** What to work on **
Repeat every line of the material, character for character.

[BEGIN Given information]

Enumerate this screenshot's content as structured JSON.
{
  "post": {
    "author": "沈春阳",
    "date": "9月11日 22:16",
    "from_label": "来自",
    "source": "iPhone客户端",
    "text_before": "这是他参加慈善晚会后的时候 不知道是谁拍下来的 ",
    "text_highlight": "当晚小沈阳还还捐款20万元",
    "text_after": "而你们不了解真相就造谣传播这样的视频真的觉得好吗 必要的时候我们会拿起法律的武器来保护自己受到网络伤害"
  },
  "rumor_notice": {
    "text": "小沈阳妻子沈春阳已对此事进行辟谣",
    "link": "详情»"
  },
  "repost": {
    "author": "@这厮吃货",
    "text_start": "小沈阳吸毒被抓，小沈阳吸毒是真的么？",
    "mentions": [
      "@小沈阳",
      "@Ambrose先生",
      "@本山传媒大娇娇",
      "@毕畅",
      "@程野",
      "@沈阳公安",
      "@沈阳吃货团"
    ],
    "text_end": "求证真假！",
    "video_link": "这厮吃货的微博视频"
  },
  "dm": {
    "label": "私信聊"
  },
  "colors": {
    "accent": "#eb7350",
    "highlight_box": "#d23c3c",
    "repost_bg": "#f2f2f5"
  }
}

[END Given information]

** Result **
Enumerate this screenshot's content as structured JSON.
{
  "post": {
    "author": "沈春阳",
    "date": "9月11日 22:16",
    "from_label": "来自",
    "source": "iPhone客户端",
    "text_before": "这是他参加慈善晚会后的时候 不知道是谁拍下来的 ",
    "text_highlight": "当晚小沈阳还还捐款20万元",
    "text_after": "而你们不了解真相就造谣传播这样的视频真的觉得好吗 必要的时候我们会拿起法律的武器来保护自己受到网络伤害"
  },
  "rumor_notice": {
    "text": "小沈阳妻子沈春阳已对此事进行辟谣",
    "link": "详情»"
  },
  "repost": {
    "author": "@这厮吃货",
    "text_start": "小沈阳吸毒被抓，小沈阳吸毒是真的么？",
    "mentions": [
      "@小沈阳",
      "@Ambrose先生",
      "@本山传媒大娇娇",
      "@毕畅",
      "@程野",
      "@沈阳公安",
      "@沈阳吃货团"
    ],
    "text_end": "求证真假！",
    "video_link": "这厮吃货的微博视频"
  },
  "dm": {
    "label": "私信聊"
  },
  "colors": {
    "accent": "#eb7350",
    "highlight_box": "#d23c3c",
    "repost_bg": "#f2f2f5"
  }
}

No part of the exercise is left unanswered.